REQUIREMENT. Which lines hold the string "Yield"? Copy every one of them.

=== GIVEN DATA ===

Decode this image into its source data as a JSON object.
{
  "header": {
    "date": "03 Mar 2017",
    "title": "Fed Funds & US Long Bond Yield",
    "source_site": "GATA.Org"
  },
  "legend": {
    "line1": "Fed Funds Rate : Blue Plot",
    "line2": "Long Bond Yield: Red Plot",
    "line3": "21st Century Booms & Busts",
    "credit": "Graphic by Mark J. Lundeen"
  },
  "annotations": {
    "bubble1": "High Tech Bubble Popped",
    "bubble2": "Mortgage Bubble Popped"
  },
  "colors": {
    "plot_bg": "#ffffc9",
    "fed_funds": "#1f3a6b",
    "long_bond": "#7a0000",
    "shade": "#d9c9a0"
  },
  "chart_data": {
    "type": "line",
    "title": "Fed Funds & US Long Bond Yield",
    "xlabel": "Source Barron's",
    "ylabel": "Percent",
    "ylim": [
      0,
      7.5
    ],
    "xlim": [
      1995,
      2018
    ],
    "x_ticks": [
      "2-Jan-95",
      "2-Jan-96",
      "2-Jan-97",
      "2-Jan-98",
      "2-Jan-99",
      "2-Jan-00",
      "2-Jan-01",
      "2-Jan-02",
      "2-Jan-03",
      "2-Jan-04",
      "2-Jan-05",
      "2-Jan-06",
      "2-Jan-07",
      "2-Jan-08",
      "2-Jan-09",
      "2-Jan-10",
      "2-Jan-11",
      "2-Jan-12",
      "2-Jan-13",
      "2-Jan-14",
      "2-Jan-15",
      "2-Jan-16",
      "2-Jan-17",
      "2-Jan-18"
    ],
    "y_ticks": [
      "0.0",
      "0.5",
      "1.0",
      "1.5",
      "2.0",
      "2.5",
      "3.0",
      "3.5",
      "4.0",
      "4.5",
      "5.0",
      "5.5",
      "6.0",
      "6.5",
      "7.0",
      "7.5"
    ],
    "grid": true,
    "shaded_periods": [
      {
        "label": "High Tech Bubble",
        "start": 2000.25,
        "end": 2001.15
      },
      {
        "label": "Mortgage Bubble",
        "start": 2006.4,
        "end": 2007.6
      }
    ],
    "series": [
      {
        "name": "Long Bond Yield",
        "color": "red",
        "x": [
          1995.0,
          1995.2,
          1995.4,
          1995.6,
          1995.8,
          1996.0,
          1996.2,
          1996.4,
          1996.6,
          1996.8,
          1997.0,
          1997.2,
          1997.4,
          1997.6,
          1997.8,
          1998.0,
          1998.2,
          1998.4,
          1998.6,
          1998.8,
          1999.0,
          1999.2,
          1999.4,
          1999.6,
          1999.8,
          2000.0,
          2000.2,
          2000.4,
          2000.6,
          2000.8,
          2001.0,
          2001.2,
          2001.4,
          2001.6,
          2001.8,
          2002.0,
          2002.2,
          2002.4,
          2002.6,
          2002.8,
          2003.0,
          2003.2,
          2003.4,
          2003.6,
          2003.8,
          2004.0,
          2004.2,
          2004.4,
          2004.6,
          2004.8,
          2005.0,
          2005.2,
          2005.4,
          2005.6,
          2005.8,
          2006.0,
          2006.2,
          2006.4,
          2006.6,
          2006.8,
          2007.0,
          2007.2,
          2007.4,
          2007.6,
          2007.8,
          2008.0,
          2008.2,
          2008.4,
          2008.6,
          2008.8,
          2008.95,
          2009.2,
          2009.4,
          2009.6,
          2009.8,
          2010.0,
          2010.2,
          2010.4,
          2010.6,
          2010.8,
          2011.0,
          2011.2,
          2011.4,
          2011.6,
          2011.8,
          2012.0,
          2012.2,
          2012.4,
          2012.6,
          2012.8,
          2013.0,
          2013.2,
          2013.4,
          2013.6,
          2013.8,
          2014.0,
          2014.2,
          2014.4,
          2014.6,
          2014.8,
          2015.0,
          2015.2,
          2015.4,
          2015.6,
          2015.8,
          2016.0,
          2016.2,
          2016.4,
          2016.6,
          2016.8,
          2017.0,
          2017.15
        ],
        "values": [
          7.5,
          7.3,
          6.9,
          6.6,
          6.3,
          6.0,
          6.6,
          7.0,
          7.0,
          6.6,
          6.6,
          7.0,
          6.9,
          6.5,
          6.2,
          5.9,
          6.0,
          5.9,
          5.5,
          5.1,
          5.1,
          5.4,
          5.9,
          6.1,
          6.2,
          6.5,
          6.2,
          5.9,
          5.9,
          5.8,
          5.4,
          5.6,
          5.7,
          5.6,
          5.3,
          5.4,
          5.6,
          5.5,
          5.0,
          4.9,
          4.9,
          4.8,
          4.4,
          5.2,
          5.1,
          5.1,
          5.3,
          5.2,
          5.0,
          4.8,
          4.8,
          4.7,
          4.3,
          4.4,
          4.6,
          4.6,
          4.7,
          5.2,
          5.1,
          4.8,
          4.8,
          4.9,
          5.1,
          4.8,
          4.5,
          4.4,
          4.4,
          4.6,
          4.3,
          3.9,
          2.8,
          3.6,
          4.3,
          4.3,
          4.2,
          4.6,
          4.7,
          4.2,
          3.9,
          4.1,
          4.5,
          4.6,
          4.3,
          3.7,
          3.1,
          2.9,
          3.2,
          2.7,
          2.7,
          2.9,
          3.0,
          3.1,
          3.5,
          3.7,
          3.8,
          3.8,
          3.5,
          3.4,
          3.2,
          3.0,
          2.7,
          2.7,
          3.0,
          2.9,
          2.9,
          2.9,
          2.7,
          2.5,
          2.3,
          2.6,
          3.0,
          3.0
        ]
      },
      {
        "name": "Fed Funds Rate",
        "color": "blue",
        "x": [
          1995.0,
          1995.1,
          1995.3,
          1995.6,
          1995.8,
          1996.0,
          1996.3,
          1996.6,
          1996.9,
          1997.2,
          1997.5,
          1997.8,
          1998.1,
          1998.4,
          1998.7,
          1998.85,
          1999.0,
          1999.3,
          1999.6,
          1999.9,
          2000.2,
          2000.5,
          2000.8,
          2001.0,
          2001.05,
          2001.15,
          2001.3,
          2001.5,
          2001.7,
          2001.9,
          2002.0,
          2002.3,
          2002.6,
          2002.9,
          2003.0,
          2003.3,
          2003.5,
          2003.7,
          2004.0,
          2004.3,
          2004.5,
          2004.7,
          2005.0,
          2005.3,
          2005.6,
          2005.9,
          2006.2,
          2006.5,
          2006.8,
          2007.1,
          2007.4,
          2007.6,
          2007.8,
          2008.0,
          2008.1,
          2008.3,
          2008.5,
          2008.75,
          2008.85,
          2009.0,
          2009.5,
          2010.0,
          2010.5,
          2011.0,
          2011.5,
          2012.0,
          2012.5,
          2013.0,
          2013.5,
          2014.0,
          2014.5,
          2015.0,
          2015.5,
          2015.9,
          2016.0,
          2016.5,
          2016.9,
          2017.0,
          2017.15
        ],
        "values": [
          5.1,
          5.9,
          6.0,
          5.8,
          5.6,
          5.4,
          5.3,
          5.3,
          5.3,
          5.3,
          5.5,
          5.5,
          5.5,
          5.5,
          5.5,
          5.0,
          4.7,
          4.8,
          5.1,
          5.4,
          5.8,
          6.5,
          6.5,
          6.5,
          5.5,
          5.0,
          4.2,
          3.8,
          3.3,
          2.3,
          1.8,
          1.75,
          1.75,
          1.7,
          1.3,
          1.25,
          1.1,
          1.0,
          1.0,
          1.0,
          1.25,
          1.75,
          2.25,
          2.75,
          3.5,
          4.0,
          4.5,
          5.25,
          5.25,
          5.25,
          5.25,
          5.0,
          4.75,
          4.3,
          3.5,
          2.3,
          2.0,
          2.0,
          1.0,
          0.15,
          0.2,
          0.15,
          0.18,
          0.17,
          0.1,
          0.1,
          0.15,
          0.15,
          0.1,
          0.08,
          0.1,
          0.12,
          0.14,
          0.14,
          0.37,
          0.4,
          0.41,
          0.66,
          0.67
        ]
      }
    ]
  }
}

===

FINAL RESULT.
    "title": "Fed Funds & US Long Bond Yield",
    "line2": "Long Bond Yield: Red Plot",
    "title": "Fed Funds & US Long Bond Yield",
        "name": "Long Bond Yield",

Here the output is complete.